** START ENTRIES **
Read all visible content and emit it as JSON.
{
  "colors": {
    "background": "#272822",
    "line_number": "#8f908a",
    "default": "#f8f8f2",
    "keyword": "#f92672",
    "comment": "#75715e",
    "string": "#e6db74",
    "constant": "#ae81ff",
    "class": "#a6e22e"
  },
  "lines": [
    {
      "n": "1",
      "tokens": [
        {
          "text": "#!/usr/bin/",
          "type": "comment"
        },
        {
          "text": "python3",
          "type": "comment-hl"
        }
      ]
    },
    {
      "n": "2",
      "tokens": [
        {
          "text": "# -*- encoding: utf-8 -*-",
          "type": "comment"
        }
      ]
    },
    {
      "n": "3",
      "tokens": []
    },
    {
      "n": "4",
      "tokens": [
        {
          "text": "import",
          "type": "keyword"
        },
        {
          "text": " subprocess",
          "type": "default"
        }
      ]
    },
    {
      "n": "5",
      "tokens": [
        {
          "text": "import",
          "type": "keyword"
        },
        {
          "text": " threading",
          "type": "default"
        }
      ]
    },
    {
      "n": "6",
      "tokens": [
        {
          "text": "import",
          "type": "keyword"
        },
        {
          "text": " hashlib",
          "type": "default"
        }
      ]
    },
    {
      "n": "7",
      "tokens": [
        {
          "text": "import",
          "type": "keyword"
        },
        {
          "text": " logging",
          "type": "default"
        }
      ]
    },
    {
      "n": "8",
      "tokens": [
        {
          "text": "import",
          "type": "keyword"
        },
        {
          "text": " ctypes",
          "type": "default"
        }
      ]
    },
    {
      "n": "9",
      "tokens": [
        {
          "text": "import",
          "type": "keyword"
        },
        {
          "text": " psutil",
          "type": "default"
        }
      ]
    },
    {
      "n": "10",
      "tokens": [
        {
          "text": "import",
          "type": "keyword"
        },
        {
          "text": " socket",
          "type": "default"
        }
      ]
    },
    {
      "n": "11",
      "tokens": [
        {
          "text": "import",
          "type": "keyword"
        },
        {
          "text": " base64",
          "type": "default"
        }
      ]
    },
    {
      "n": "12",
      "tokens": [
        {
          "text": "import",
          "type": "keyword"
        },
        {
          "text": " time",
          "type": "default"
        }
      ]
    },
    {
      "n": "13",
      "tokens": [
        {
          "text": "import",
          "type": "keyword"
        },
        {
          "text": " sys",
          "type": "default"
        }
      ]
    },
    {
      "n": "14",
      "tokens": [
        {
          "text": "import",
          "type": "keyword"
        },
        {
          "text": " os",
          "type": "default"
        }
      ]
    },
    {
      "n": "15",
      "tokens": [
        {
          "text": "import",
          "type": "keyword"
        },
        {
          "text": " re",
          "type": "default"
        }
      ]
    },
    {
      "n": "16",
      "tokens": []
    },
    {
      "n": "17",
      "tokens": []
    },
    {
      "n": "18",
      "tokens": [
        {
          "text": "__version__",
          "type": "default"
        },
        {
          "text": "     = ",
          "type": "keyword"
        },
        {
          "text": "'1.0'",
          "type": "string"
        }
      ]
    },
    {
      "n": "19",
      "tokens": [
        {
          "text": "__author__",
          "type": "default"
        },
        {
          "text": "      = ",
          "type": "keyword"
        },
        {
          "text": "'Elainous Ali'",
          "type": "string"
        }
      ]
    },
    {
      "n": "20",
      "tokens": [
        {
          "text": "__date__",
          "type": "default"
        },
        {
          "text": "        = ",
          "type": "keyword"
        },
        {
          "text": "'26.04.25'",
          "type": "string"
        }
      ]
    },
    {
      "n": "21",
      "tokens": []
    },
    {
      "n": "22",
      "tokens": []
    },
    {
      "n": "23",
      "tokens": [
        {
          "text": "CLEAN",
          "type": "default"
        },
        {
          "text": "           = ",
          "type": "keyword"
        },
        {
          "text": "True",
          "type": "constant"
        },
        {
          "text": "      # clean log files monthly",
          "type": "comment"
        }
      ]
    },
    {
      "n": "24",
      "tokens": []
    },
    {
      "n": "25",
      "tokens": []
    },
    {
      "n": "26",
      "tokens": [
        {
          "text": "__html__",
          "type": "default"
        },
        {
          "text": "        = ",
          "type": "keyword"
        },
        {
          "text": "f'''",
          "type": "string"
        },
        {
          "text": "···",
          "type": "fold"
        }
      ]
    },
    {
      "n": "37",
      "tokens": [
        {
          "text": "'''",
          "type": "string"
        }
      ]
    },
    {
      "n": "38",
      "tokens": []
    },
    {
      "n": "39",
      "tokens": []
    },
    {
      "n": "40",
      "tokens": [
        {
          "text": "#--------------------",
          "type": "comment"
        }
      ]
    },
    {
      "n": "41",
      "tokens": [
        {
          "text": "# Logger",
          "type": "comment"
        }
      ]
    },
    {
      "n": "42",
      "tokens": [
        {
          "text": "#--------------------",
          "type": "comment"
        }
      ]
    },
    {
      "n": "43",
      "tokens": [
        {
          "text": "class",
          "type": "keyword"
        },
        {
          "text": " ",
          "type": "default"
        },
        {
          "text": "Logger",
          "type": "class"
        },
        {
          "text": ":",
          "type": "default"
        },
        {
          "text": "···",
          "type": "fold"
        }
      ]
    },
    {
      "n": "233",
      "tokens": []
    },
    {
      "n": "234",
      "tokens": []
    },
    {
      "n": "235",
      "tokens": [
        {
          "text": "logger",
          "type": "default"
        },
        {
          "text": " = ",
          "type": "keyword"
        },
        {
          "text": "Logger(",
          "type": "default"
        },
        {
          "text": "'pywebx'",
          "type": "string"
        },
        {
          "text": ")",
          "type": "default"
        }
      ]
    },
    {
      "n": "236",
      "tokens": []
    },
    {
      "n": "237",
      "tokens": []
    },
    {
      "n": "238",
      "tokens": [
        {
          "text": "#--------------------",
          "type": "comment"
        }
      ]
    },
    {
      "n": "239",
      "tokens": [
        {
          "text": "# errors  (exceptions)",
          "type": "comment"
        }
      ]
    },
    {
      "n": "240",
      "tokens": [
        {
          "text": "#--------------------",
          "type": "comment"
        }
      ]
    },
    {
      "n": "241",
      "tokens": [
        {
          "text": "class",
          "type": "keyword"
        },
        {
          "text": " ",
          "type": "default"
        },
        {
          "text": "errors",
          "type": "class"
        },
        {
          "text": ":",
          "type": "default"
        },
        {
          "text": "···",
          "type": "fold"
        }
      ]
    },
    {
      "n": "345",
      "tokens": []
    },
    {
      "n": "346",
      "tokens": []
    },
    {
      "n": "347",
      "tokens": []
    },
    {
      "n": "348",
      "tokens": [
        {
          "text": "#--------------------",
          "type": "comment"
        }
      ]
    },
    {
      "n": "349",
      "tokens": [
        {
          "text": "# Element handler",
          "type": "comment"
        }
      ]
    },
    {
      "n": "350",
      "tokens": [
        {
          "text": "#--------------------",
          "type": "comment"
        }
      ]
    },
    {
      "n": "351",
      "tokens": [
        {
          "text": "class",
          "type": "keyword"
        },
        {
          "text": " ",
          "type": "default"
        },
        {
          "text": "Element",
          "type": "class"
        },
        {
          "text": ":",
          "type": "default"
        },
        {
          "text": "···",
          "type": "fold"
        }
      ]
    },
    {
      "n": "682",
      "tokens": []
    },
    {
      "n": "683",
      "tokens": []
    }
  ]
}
** END ENTRIES **
THE REQUEST ▸
From the first line to the last, please quote the material above exactly.

WRITTEN RESPONSE ▸
Read all visible content and emit it as JSON.
{
  "colors": {
    "background": "#272822",
    "line_number": "#8f908a",
    "default": "#f8f8f2",
    "keyword": "#f92672",
    "comment": "#75715e",
    "string": "#e6db74",
    "constant": "#ae81ff",
    "class": "#a6e22e"
  },
  "lines": [
    {
      "n": "1",
      "tokens": [
        {
          "text": "#!/usr/bin/",
          "type": "comment"
        },
        {
          "text": "python3",
          "type": "comment-hl"
        }
      ]
    },
    {
      "n": "2",
      "tokens": [
        {
          "text": "# -*- encoding: utf-8 -*-",
          "type": "comment"
        }
      ]
    },
    {
      "n": "3",
      "tokens": []
    },
    {
      "n": "4",
      "tokens": [
        {
          "text": "import",
          "type": "keyword"
        },
        {
          "text": " subprocess",
          "type": "default"
        }
      ]
    },
    {
      "n": "5",
      "tokens": [
        {
          "text": "import",
          "type": "keyword"
        },
        {
          "text": " threading",
          "type": "default"
        }
      ]
    },
    {
      "n": "6",
      "tokens": [
        {
          "text": "import",
          "type": "keyword"
        },
        {
          "text": " hashlib",
          "type": "default"
        }
      ]
    },
    {
      "n": "7",
      "tokens": [
        {
          "text": "import",
          "type": "keyword"
        },
        {
          "text": " logging",
          "type": "default"
        }
      ]
    },
    {
      "n": "8",
      "tokens": [
        {
          "text": "import",
          "type": "keyword"
        },
        {
          "text": " ctypes",
          "type": "default"
        }
      ]
    },
    {
      "n": "9",
      "tokens": [
        {
          "text": "import",
          "type": "keyword"
        },
        {
          "text": " psutil",
          "type": "default"
        }
      ]
    },
    {
      "n": "10",
      "tokens": [
        {
          "text": "import",
          "type": "keyword"
        },
        {
          "text": " socket",
          "type": "default"
        }
      ]
    },
    {
      "n": "11",
      "tokens": [
        {
          "text": "import",
          "type": "keyword"
        },
        {
          "text": " base64",
          "type": "default"
        }
      ]
    },
    {
      "n": "12",
      "tokens": [
        {
          "text": "import",
          "type": "keyword"
        },
        {
          "text": " time",
          "type": "default"
        }
      ]
    },
    {
      "n": "13",
      "tokens": [
        {
          "text": "import",
          "type": "keyword"
        },
        {
          "text": " sys",
          "type": "default"
        }
      ]
    },
    {
      "n": "14",
      "tokens": [
        {
          "text": "import",
          "type": "keyword"
        },
        {
          "text": " os",
          "type": "default"
        }
      ]
    },
    {
      "n": "15",
      "tokens": [
        {
          "text": "import",
          "type": "keyword"
        },
        {
          "text": " re",
          "type": "default"
        }
      ]
    },
    {
      "n": "16",
      "tokens": []
    },
    {
      "n": "17",
      "tokens": []
    },
    {
      "n": "18",
      "tokens": [
        {
          "text": "__version__",
          "type": "default"
        },
        {
          "text": "     = ",
          "type": "keyword"
        },
        {
          "text": "'1.0'",
          "type": "string"
        }
      ]
    },
    {
      "n": "19",
      "tokens": [
        {
          "text": "__author__",
          "type": "default"
        },
        {
          "text": "      = ",
          "type": "keyword"
        },
        {
          "text": "'Elainous Ali'",
          "type": "string"
        }
      ]
    },
    {
      "n": "20",
      "tokens": [
        {
          "text": "__date__",
          "type": "default"
        },
        {
          "text": "        = ",
          "type": "keyword"
        },
        {
          "text": "'26.04.25'",
          "type": "string"
        }
      ]
    },
    {
      "n": "21",
      "tokens": []
    },
    {
      "n": "22",
      "tokens": []
    },
    {
      "n": "23",
      "tokens": [
        {
          "text": "CLEAN",
          "type": "default"
        },
        {
          "text": "           = ",
          "type": "keyword"
        },
        {
          "text": "True",
          "type": "constant"
        },
        {
          "text": "      # clean log files monthly",
          "type": "comment"
        }
      ]
    },
    {
      "n": "24",
      "tokens": []
    },
    {
      "n": "25",
      "tokens": []
    },
    {
      "n": "26",
      "tokens": [
        {
          "text": "__html__",
          "type": "default"
        },
        {
          "text": "        = ",
          "type": "keyword"
        },
        {
          "text": "f'''",
          "type": "string"
        },
        {
          "text": "···",
          "type": "fold"
        }
      ]
    },
    {
      "n": "37",
      "tokens": [
        {
          "text": "'''",
          "type": "string"
        }
      ]
    },
    {
      "n": "38",
      "tokens": []
    },
    {
      "n": "39",
      "tokens": []
    },
    {
      "n": "40",
      "tokens": [
        {
          "text": "#--------------------",
          "type": "comment"
        }
      ]
    },
    {
      "n": "41",
      "tokens": [
        {
          "text": "# Logger",
          "type": "comment"
        }
      ]
    },
    {
      "n": "42",
      "tokens": [
        {
          "text": "#--------------------",
          "type": "comment"
        }
      ]
    },
    {
      "n": "43",
      "tokens": [
        {
          "text": "class",
          "type": "keyword"
        },
        {
          "text": " ",
          "type": "default"
        },
        {
          "text": "Logger",
          "type": "class"
        },
        {
          "text": ":",
          "type": "default"
        },
        {
          "text": "···",
          "type": "fold"
        }
      ]
    },
    {
      "n": "233",
      "tokens": []
    },
    {
      "n": "234",
      "tokens": []
    },
    {
      "n": "235",
      "tokens": [
        {
          "text": "logger",
          "type": "default"
        },
        {
          "text": " = ",
          "type": "keyword"
        },
        {
          "text": "Logger(",
          "type": "default"
        },
        {
          "text": "'pywebx'",
          "type": "string"
        },
        {
          "text": ")",
          "type": "default"
        }
      ]
    },
    {
      "n": "236",
      "tokens": []
    },
    {
      "n": "237",
      "tokens": []
    },
    {
      "n": "238",
      "tokens": [
        {
          "text": "#--------------------",
          "type": "comment"
        }
      ]
    },
    {
      "n": "239",
      "tokens": [
        {
          "text": "# errors  (exceptions)",
          "type": "comment"
        }
      ]
    },
    {
      "n": "240",
      "tokens": [
        {
          "text": "#--------------------",
          "type": "comment"
        }
      ]
    },
    {
      "n": "241",
      "tokens": [
        {
          "text": "class",
          "type": "keyword"
        },
        {
          "text": " ",
          "type": "default"
        },
        {
          "text": "errors",
          "type": "class"
        },
        {
          "text": ":",
          "type": "default"
        },
        {
          "text": "···",
          "type": "fold"
        }
      ]
    },
    {
      "n": "345",
      "tokens": []
    },
    {
      "n": "346",
      "tokens": []
    },
    {
      "n": "347",
      "tokens": []
    },
    {
      "n": "348",
      "tokens": [
        {
          "text": "#--------------------",
          "type": "comment"
        }
      ]
    },
    {
      "n": "349",
      "tokens": [
        {
          "text": "# Element handler",
          "type": "comment"
        }
      ]
    },
    {
      "n": "350",
      "tokens": [
        {
          "text": "#--------------------",
          "type": "comment"
        }
      ]
    },
    {
      "n": "351",
      "tokens": [
        {
          "text": "class",
          "type": "keyword"
        },
        {
          "text": " ",
          "type": "default"
        },
        {
          "text": "Element",
          "type": "class"
        },
        {
          "text": ":",
          "type": "default"
        },
        {
          "text": "···",
          "type": "fold"
        }
      ]
    },
    {
      "n": "682",
      "tokens": []
    },
    {
      "n": "683",
      "tokens": []
    }
  ]
}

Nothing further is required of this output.